**Fragmento proporcionado**:
----------------------------------------

Si alguien tan implicado en la resistencia contra el mal no fue capaz de verlo –impregnando tóxicamente la cotidianeidad– hasta que irrumpieron en su propiedad, no me quiero ni imaginar lo que no ven (o, peor aún, lo que ven con el embrutecimiento de la mirada) quienes, a estas alturas, siguen defendiendo lo indefendible y normalizando lo aberrante.
El pensador nicaragüense Emilio Álvarez Montalván analizó lúcidamente el fenómeno del caudillismo como idiosincrasia latinoamericana con dos sentencias lapidarias: “Los dictadores son productos incubados por nosotros mismos, que somos desordenados, incumplidos y mentirosos” y “el caudillo y el dictador son un efecto de un medio débil y no una causa”.
Algo parecido sostuvo Joseph de Maistre dos siglos atrás al afirmar que cada nación tiene el gobierno que se merece, sentencia que André Malraux retocó el siglo pasado puntualizando que la gente tiene los gobernantes que se le parecen.

----------------------------------------

**Ejercicio breve**:
Responda estas preguntas con la información del fragmento:
(a) ¿De qué nacionalidad es el pensador Emilio Álvarez Montalván?
(b) Según Joseph de Maistre, ¿qué gobierno tiene cada nación?
(c) ¿Cómo puntualizó André Malraux esa sentencia?

----------------------------------------

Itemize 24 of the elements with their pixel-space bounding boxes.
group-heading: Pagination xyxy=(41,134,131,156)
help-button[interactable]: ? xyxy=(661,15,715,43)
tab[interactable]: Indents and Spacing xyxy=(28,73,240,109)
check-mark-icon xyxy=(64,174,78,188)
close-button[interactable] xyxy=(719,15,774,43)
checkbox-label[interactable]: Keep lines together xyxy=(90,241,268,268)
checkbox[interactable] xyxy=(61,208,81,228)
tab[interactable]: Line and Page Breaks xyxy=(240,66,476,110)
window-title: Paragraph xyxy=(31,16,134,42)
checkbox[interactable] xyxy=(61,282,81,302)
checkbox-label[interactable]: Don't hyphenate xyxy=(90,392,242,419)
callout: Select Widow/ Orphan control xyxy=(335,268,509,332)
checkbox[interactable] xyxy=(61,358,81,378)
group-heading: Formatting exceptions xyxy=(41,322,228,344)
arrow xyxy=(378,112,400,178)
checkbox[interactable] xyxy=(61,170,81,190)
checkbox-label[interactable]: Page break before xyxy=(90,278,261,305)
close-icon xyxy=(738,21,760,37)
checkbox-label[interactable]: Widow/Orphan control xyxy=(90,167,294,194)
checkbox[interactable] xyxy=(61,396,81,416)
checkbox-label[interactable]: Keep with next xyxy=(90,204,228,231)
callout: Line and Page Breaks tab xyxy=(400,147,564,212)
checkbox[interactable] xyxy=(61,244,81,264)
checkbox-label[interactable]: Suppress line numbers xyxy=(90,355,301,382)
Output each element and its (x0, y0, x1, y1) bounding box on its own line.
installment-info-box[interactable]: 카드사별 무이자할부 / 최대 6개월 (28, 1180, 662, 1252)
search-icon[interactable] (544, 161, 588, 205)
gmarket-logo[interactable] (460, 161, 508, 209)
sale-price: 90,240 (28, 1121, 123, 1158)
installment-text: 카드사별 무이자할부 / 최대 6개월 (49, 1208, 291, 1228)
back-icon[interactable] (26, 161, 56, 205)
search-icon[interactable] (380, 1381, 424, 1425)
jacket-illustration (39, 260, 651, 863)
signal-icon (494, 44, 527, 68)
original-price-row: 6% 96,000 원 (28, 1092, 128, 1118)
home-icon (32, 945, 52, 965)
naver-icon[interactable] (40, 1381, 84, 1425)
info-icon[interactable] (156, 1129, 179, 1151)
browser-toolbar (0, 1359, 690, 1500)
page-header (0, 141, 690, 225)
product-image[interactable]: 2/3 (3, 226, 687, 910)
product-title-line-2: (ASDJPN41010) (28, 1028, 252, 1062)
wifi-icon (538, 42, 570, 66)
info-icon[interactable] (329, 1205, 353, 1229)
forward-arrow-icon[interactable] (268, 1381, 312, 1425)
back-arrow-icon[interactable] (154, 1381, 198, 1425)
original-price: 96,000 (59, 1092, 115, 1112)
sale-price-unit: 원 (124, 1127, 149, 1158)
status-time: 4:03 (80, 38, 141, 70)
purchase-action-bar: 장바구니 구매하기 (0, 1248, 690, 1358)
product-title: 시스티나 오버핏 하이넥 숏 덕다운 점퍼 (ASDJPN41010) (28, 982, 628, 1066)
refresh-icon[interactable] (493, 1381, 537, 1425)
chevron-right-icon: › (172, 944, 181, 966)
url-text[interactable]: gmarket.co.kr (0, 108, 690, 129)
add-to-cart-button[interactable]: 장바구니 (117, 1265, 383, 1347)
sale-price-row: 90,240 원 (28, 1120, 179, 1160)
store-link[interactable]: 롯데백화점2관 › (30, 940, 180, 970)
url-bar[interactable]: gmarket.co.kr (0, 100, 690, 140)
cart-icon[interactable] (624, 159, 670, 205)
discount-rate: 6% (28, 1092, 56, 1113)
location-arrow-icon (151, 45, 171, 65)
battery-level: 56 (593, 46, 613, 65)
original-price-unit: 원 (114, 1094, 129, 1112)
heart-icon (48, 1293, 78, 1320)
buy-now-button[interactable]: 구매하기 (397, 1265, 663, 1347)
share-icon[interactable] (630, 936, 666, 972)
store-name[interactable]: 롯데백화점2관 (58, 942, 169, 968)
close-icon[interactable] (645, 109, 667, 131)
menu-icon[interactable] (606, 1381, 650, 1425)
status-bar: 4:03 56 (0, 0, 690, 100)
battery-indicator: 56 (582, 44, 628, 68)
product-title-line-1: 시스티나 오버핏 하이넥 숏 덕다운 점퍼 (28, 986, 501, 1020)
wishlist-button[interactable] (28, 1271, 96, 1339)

----------------------------------------

**Respuesta del ejercicio**:
(a) Es nicaragüense.
(b) Cada nación tiene el gobierno que se merece.
(c) Puntualizó que la gente tiene los gobernantes que se le parecen.